> _What this task involves_
Below is a listing to write out in full, exactly as given, without its pictures.
BEGIN Records provided
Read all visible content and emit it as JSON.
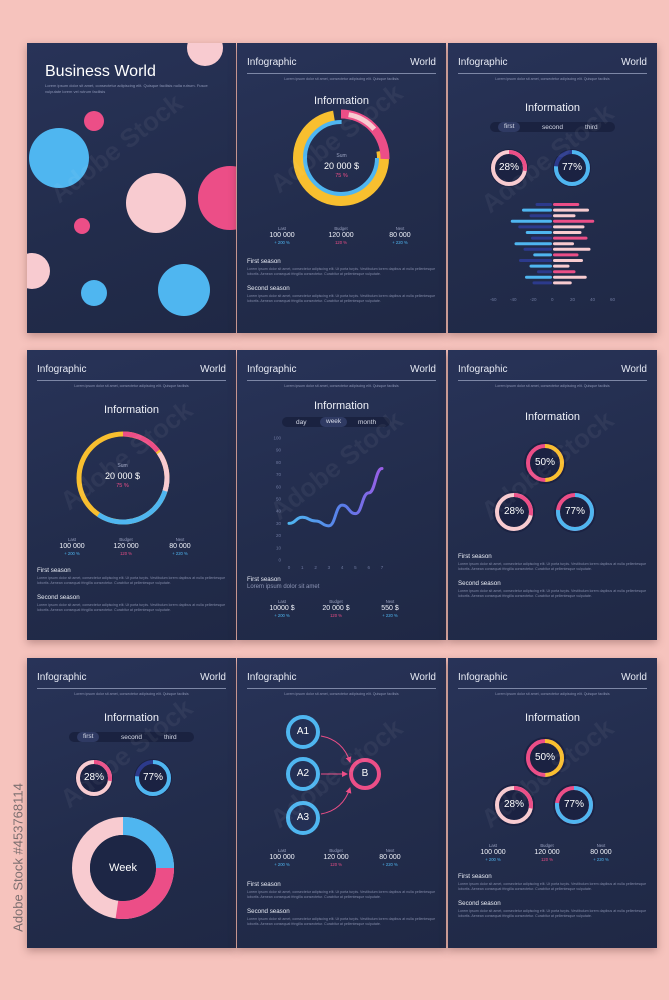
{
  "colors": {
    "bg": "#f6c3bd",
    "card": "#243055",
    "blue": "#4fb6f0",
    "pink": "#ec4e87",
    "yellow": "#f8bf2f",
    "light": "#f8cbd0",
    "navy": "#2c3a8c"
  },
  "watermark": "Adobe Stock",
  "stock_id": "#453768114",
  "header": {
    "left": "Infographic",
    "right": "World"
  },
  "lorem_short": "Lorem ipsum dolor sit amet, consectetur adipiscing elit. Quisque facilisis",
  "lorem_long": "Lorem ipsum dolor sit amet, consectetur adipiscing elit. Ut porta turpis. Vestibulum lorem dapibus at nulla pellentesque lobortis. Aenean consequat fringilla consectetur. Curabitur at pellentesque vulputate.",
  "cover": {
    "title": "Business World",
    "text": "Lorem ipsum dolor sit amet, consectetur adipiscing elit. Quisque facilisis nulla rutrum. Fusce vulputate lorem vel rutrum facilisis"
  },
  "info_title": "Information",
  "sum": {
    "label": "Sum",
    "value": "20 000 $",
    "pct": "75 %"
  },
  "tabs_ordinal": [
    "first",
    "second",
    "third"
  ],
  "tabs_period": [
    "day",
    "week",
    "month"
  ],
  "rings": {
    "p28": "28%",
    "p77": "77%",
    "p50": "50%"
  },
  "stats": [
    {
      "key": "Last",
      "value": "100 000",
      "delta": "+ 200 %"
    },
    {
      "key": "Budget",
      "value": "120 000",
      "delta": "120 %"
    },
    {
      "key": "Next",
      "value": "80 000",
      "delta": "+ 220 %"
    }
  ],
  "stats_line": [
    {
      "key": "Last",
      "value": "10000 $",
      "delta": "+ 200 %"
    },
    {
      "key": "Budget",
      "value": "20 000 $",
      "delta": "120 %"
    },
    {
      "key": "Next",
      "value": "550 $",
      "delta": "+ 220 %"
    }
  ],
  "seasons": {
    "first": "First season",
    "second": "Second season"
  },
  "line_caption": {
    "title": "First season",
    "sub": "Lorem ipsum dolor sit amet"
  },
  "week_label": "Week",
  "flow": {
    "a1": "A1",
    "a2": "A2",
    "a3": "A3",
    "b": "B"
  },
  "bar_axis": [
    "-60",
    "-40",
    "-20",
    "0",
    "20",
    "40",
    "60"
  ],
  "chart_data": {
    "type": "line",
    "x": [
      0,
      1,
      2,
      3,
      4,
      5,
      6,
      7
    ],
    "ylim": [
      0,
      100
    ],
    "yticks": [
      "0",
      "10",
      "20",
      "30",
      "40",
      "50",
      "60",
      "70",
      "80",
      "90",
      "100"
    ],
    "xticks": [
      "0",
      "1",
      "2",
      "3",
      "4",
      "5",
      "6",
      "7"
    ],
    "values": [
      30,
      35,
      32,
      28,
      45,
      38,
      55,
      75
    ]
  },
  "butterfly": {
    "left": [
      22,
      40,
      30,
      55,
      45,
      35,
      28,
      50,
      38,
      25,
      44,
      30,
      20,
      36,
      26
    ],
    "right": [
      35,
      48,
      30,
      55,
      42,
      38,
      46,
      28,
      50,
      34,
      40,
      22,
      30,
      45,
      25
    ]
  }
}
END Records provided
> _Worked answer_
Read all visible content and emit it as JSON.
{
  "colors": {
    "bg": "#f6c3bd",
    "card": "#243055",
    "blue": "#4fb6f0",
    "pink": "#ec4e87",
    "yellow": "#f8bf2f",
    "light": "#f8cbd0",
    "navy": "#2c3a8c"
  },
  "watermark": "Adobe Stock",
  "stock_id": "#453768114",
  "header": {
    "left": "Infographic",
    "right": "World"
  },
  "lorem_short": "Lorem ipsum dolor sit amet, consectetur adipiscing elit. Quisque facilisis",
  "lorem_long": "Lorem ipsum dolor sit amet, consectetur adipiscing elit. Ut porta turpis. Vestibulum lorem dapibus at nulla pellentesque lobortis. Aenean consequat fringilla consectetur. Curabitur at pellentesque vulputate.",
  "cover": {
    "title": "Business World",
    "text": "Lorem ipsum dolor sit amet, consectetur adipiscing elit. Quisque facilisis nulla rutrum. Fusce vulputate lorem vel rutrum facilisis"
  },
  "info_title": "Information",
  "sum": {
    "label": "Sum",
    "value": "20 000 $",
    "pct": "75 %"
  },
  "tabs_ordinal": [
    "first",
    "second",
    "third"
  ],
  "tabs_period": [
    "day",
    "week",
    "month"
  ],
  "rings": {
    "p28": "28%",
    "p77": "77%",
    "p50": "50%"
  },
  "stats": [
    {
      "key": "Last",
      "value": "100 000",
      "delta": "+ 200 %"
    },
    {
      "key": "Budget",
      "value": "120 000",
      "delta": "120 %"
    },
    {
      "key": "Next",
      "value": "80 000",
      "delta": "+ 220 %"
    }
  ],
  "stats_line": [
    {
      "key": "Last",
      "value": "10000 $",
      "delta": "+ 200 %"
    },
    {
      "key": "Budget",
      "value": "20 000 $",
      "delta": "120 %"
    },
    {
      "key": "Next",
      "value": "550 $",
      "delta": "+ 220 %"
    }
  ],
  "seasons": {
    "first": "First season",
    "second": "Second season"
  },
  "line_caption": {
    "title": "First season",
    "sub": "Lorem ipsum dolor sit amet"
  },
  "week_label": "Week",
  "flow": {
    "a1": "A1",
    "a2": "A2",
    "a3": "A3",
    "b": "B"
  },
  "bar_axis": [
    "-60",
    "-40",
    "-20",
    "0",
    "20",
    "40",
    "60"
  ],
  "chart_data": {
    "type": "line",
    "x": [
      0,
      1,
      2,
      3,
      4,
      5,
      6,
      7
    ],
    "ylim": [
      0,
      100
    ],
    "yticks": [
      "0",
      "10",
      "20",
      "30",
      "40",
      "50",
      "60",
      "70",
      "80",
      "90",
      "100"
    ],
    "xticks": [
      "0",
      "1",
      "2",
      "3",
      "4",
      "5",
      "6",
      "7"
    ],
    "values": [
      30,
      35,
      32,
      28,
      45,
      38,
      55,
      75
    ]
  },
  "butterfly": {
    "left": [
      22,
      40,
      30,
      55,
      45,
      35,
      28,
      50,
      38,
      25,
      44,
      30,
      20,
      36,
      26
    ],
    "right": [
      35,
      48,
      30,
      55,
      42,
      38,
      46,
      28,
      50,
      34,
      40,
      22,
      30,
      45,
      25
    ]
  }
}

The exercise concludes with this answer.